## AIM OF THE EXERCISE
Skip the pictures and quote all of the lines exactly.

## EXTRACTED ENTRIES

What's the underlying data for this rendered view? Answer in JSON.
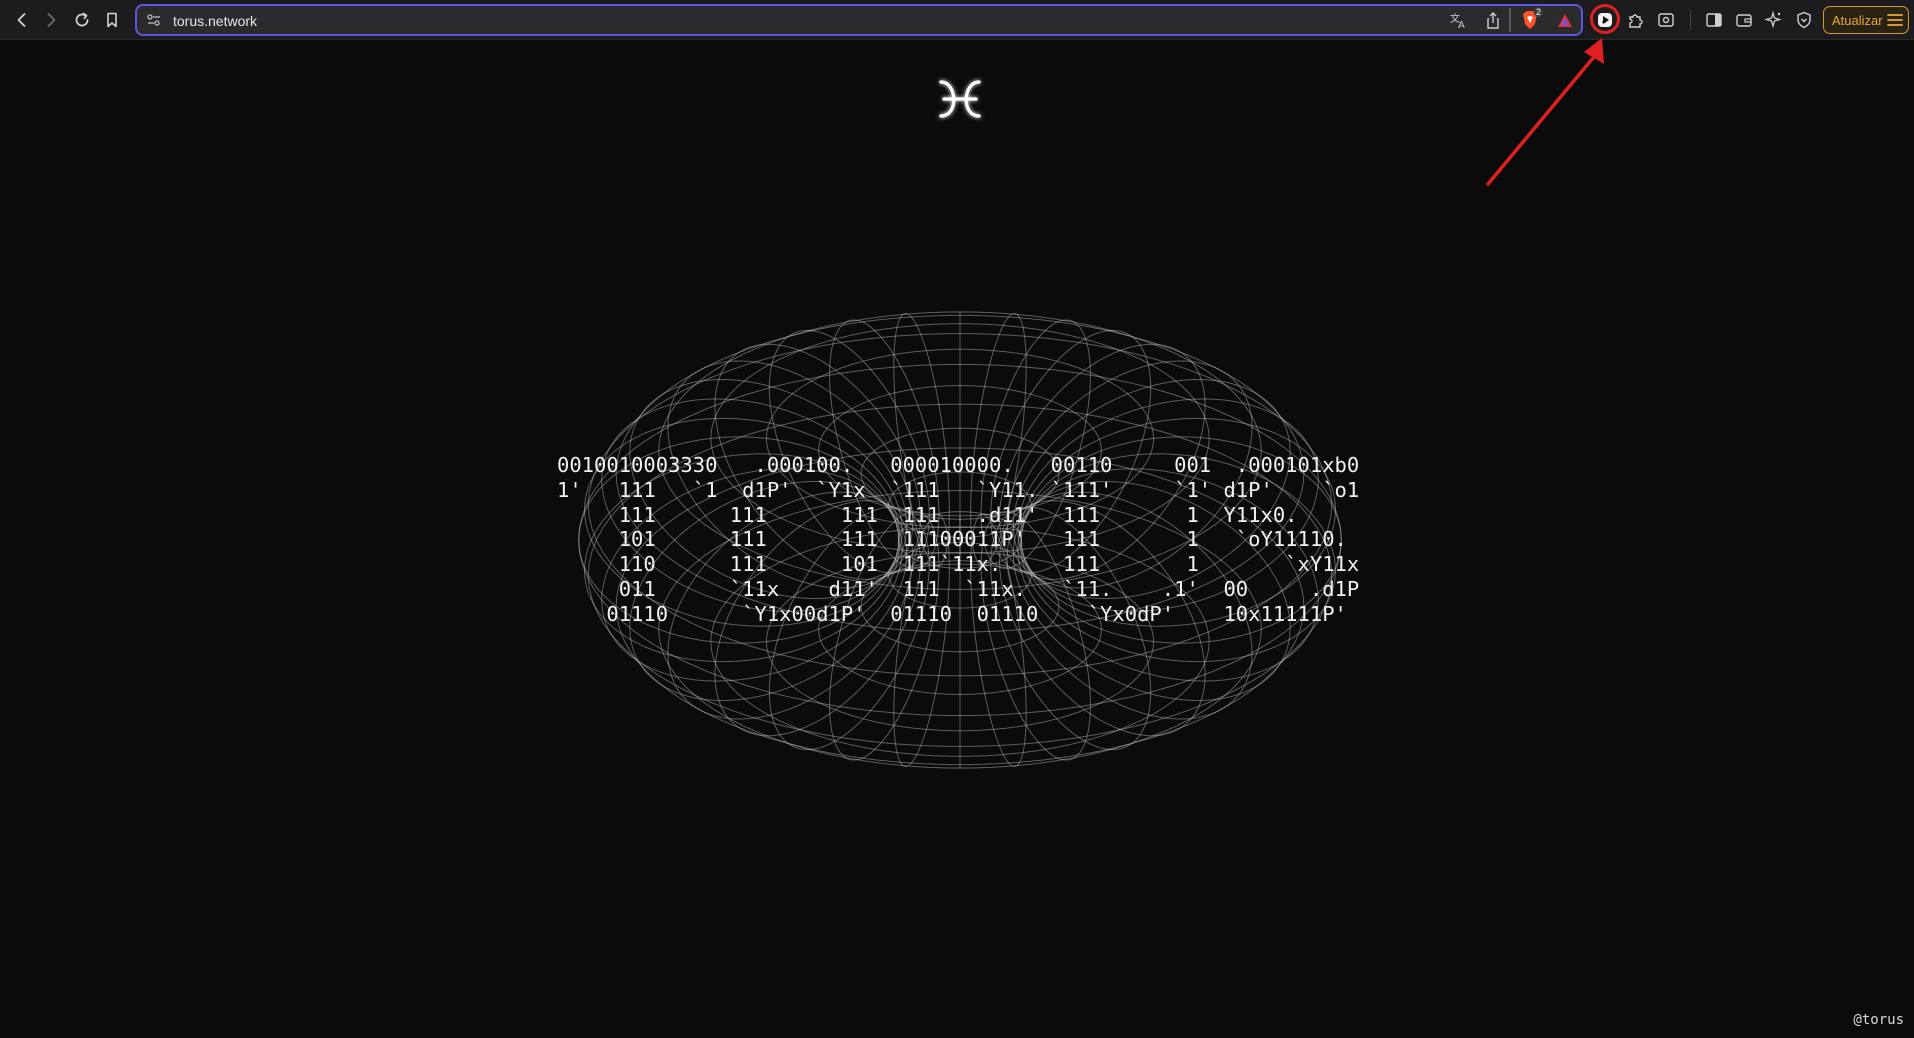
{
  "browser": {
    "url": "torus.network",
    "update_button_label": "Atualizar",
    "brave_shield_badge": "2",
    "accent_color": "#5b56e0",
    "update_color": "#e6a93a",
    "icons": {
      "back": "chevron-left-icon",
      "forward": "chevron-right-icon",
      "reload": "reload-icon",
      "bookmark": "bookmark-icon",
      "site_info": "site-settings-icon",
      "translate": "translate-icon",
      "share": "share-icon",
      "brave_shields": "brave-shield-icon",
      "brave_rewards": "brave-rewards-icon",
      "extension_highlighted": "extension-icon",
      "extensions": "puzzle-icon",
      "screenshot": "screenshot-icon",
      "sidebar": "sidebar-icon",
      "wallet": "wallet-icon",
      "leo": "leo-ai-icon",
      "vpn": "vpn-icon",
      "menu": "hamburger-menu-icon"
    }
  },
  "page": {
    "ascii_art": [
      "0010010003330   .000100.   000010000.   00110     001  .000101xb0",
      "1'   111   `1  d1P'  `Y1x  `111   `Y11. `111'     `1' d1P'    `o1",
      "     111      111      111  111   .d11'  111       1  Y11x0.",
      "     101      111      111  11100011P'   111       1   `oY11110.",
      "     110      111      101  111`11x.     111       1       `xY11x",
      "     011      `11x    d11'  111  `11x.   `11.    .1'  00     .d1P",
      "    01110      `Y1x00d1P'  01110  01110    `Yx0dP'    10x11111P'"
    ],
    "footer_handle": "@torus"
  },
  "annotation": {
    "color": "#e02020"
  }
}
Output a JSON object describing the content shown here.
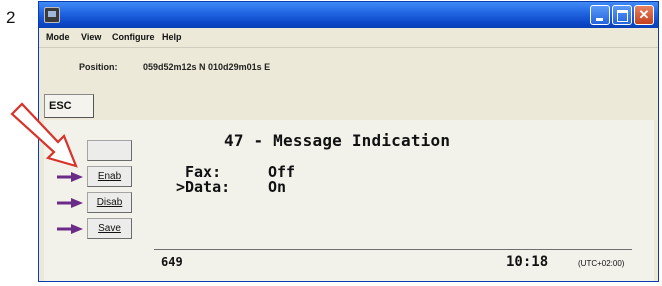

## EXERCISE ANSWER
What's the underlying data for this rendered view? Answer in JSON.
{
  "browser": {
    "url": "torus.network",
    "update_button_label": "Atualizar",
    "brave_shield_badge": "2",
    "accent_color": "#5b56e0",
    "update_color": "#e6a93a",
    "icons": {
      "back": "chevron-left-icon",
      "forward": "chevron-right-icon",
      "reload": "reload-icon",
      "bookmark": "bookmark-icon",
      "site_info": "site-settings-icon",
      "translate": "translate-icon",
      "share": "share-icon",
      "brave_shields": "brave-shield-icon",
      "brave_rewards": "brave-rewards-icon",
      "extension_highlighted": "extension-icon",
      "extensions": "puzzle-icon",
      "screenshot": "screenshot-icon",
      "sidebar": "sidebar-icon",
      "wallet": "wallet-icon",
      "leo": "leo-ai-icon",
      "vpn": "vpn-icon",
      "menu": "hamburger-menu-icon"
    }
  },
  "page": {
    "ascii_art": [
      "0010010003330   .000100.   000010000.   00110     001  .000101xb0",
      "1'   111   `1  d1P'  `Y1x  `111   `Y11. `111'     `1' d1P'    `o1",
      "     111      111      111  111   .d11'  111       1  Y11x0.",
      "     101      111      111  11100011P'   111       1   `oY11110.",
      "     110      111      101  111`11x.     111       1       `xY11x",
      "     011      `11x    d11'  111  `11x.   `11.    .1'  00     .d1P",
      "    01110      `Y1x00d1P'  01110  01110    `Yx0dP'    10x11111P'"
    ],
    "footer_handle": "@torus"
  },
  "annotation": {
    "color": "#e02020"
  }
}
Output a JSON object describing the content shown here.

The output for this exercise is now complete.